* Start Dataset records *

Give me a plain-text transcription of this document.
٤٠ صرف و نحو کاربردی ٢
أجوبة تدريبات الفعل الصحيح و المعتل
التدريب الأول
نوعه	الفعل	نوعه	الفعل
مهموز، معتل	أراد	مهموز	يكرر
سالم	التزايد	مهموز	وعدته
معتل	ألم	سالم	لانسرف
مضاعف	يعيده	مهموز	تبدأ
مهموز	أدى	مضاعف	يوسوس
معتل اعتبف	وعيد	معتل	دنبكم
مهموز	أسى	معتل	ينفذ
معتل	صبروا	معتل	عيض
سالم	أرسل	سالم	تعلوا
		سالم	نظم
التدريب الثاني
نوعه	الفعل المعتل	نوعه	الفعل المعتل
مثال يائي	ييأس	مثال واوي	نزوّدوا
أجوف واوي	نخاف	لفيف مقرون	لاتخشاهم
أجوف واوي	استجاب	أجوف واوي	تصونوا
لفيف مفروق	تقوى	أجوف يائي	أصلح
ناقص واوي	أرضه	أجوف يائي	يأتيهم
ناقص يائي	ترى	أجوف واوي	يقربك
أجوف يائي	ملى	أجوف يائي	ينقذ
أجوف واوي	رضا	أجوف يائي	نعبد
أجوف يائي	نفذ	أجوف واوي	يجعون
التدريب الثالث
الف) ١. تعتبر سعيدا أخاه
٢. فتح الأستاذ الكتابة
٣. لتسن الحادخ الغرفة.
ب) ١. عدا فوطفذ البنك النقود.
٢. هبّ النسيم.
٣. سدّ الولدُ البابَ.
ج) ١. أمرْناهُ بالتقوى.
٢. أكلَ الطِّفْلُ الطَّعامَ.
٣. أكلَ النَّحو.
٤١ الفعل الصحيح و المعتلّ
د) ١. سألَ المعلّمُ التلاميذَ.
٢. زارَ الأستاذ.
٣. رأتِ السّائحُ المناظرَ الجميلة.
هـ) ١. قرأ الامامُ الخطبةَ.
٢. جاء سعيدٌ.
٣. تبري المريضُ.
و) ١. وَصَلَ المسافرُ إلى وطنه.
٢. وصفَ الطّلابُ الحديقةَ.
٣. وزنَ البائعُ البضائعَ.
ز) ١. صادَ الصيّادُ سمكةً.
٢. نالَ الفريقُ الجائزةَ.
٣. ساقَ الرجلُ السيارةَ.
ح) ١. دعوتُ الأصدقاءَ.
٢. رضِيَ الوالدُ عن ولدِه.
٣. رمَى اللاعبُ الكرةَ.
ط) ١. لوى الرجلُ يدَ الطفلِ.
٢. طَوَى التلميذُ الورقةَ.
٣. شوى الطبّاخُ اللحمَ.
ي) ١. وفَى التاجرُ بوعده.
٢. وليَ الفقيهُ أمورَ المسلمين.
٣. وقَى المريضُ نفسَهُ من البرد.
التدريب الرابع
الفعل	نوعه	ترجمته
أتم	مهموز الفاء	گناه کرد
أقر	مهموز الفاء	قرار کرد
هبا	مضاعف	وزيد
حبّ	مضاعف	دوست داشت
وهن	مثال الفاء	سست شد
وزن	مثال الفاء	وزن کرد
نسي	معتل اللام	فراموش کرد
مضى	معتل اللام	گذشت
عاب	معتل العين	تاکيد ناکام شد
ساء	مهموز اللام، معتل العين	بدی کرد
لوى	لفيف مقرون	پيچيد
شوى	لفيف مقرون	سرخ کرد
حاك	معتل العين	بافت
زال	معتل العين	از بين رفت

* End Dataset records *

* **Do this**:
Repeat the material word for word, in full.

* **The output**:
Give me a plain-text transcription of this document.
٤٠ صرف و نحو کاربردی ٢
أجوبة تدريبات الفعل الصحيح و المعتل
التدريب الأول
نوعه	الفعل	نوعه	الفعل
مهموز، معتل	أراد	مهموز	يكرر
سالم	التزايد	مهموز	وعدته
معتل	ألم	سالم	لانسرف
مضاعف	يعيده	مهموز	تبدأ
مهموز	أدى	مضاعف	يوسوس
معتل اعتبف	وعيد	معتل	دنبكم
مهموز	أسى	معتل	ينفذ
معتل	صبروا	معتل	عيض
سالم	أرسل	سالم	تعلوا
		سالم	نظم
التدريب الثاني
نوعه	الفعل المعتل	نوعه	الفعل المعتل
مثال يائي	ييأس	مثال واوي	نزوّدوا
أجوف واوي	نخاف	لفيف مقرون	لاتخشاهم
أجوف واوي	استجاب	أجوف واوي	تصونوا
لفيف مفروق	تقوى	أجوف يائي	أصلح
ناقص واوي	أرضه	أجوف يائي	يأتيهم
ناقص يائي	ترى	أجوف واوي	يقربك
أجوف يائي	ملى	أجوف يائي	ينقذ
أجوف واوي	رضا	أجوف يائي	نعبد
أجوف يائي	نفذ	أجوف واوي	يجعون
التدريب الثالث
الف) ١. تعتبر سعيدا أخاه
٢. فتح الأستاذ الكتابة
٣. لتسن الحادخ الغرفة.
ب) ١. عدا فوطفذ البنك النقود.
٢. هبّ النسيم.
٣. سدّ الولدُ البابَ.
ج) ١. أمرْناهُ بالتقوى.
٢. أكلَ الطِّفْلُ الطَّعامَ.
٣. أكلَ النَّحو.
٤١ الفعل الصحيح و المعتلّ
د) ١. سألَ المعلّمُ التلاميذَ.
٢. زارَ الأستاذ.
٣. رأتِ السّائحُ المناظرَ الجميلة.
هـ) ١. قرأ الامامُ الخطبةَ.
٢. جاء سعيدٌ.
٣. تبري المريضُ.
و) ١. وَصَلَ المسافرُ إلى وطنه.
٢. وصفَ الطّلابُ الحديقةَ.
٣. وزنَ البائعُ البضائعَ.
ز) ١. صادَ الصيّادُ سمكةً.
٢. نالَ الفريقُ الجائزةَ.
٣. ساقَ الرجلُ السيارةَ.
ح) ١. دعوتُ الأصدقاءَ.
٢. رضِيَ الوالدُ عن ولدِه.
٣. رمَى اللاعبُ الكرةَ.
ط) ١. لوى الرجلُ يدَ الطفلِ.
٢. طَوَى التلميذُ الورقةَ.
٣. شوى الطبّاخُ اللحمَ.
ي) ١. وفَى التاجرُ بوعده.
٢. وليَ الفقيهُ أمورَ المسلمين.
٣. وقَى المريضُ نفسَهُ من البرد.
التدريب الرابع
الفعل	نوعه	ترجمته
أتم	مهموز الفاء	گناه کرد
أقر	مهموز الفاء	قرار کرد
هبا	مضاعف	وزيد
حبّ	مضاعف	دوست داشت
وهن	مثال الفاء	سست شد
وزن	مثال الفاء	وزن کرد
نسي	معتل اللام	فراموش کرد
مضى	معتل اللام	گذشت
عاب	معتل العين	تاکيد ناکام شد
ساء	مهموز اللام، معتل العين	بدی کرد
لوى	لفيف مقرون	پيچيد
شوى	لفيف مقرون	سرخ کرد
حاك	معتل العين	بافت
زال	معتل العين	از بين رفت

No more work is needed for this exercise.